What the task asks ▸
Copy each line below in which the string "icon" occurs.

Given data ▸

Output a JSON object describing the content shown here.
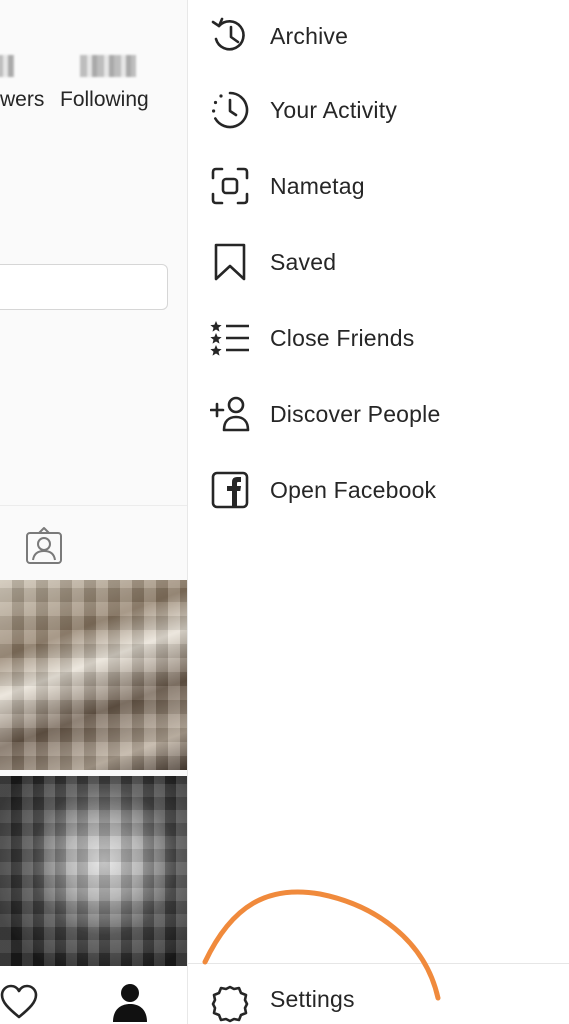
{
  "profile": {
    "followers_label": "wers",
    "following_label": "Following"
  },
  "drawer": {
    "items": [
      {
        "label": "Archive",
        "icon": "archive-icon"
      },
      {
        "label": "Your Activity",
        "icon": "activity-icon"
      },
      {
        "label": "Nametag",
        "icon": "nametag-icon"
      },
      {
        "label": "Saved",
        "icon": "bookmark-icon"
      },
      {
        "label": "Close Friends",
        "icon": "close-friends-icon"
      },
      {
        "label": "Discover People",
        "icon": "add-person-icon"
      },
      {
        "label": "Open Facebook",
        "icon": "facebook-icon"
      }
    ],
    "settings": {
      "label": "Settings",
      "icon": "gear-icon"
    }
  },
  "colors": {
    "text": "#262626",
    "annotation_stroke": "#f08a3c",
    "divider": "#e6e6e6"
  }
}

Answer to the task ▸
        "icon": "archive-icon"
        "icon": "activity-icon"
        "icon": "nametag-icon"
        "icon": "bookmark-icon"
        "icon": "close-friends-icon"
        "icon": "add-person-icon"
        "icon": "facebook-icon"
      "icon": "gear-icon"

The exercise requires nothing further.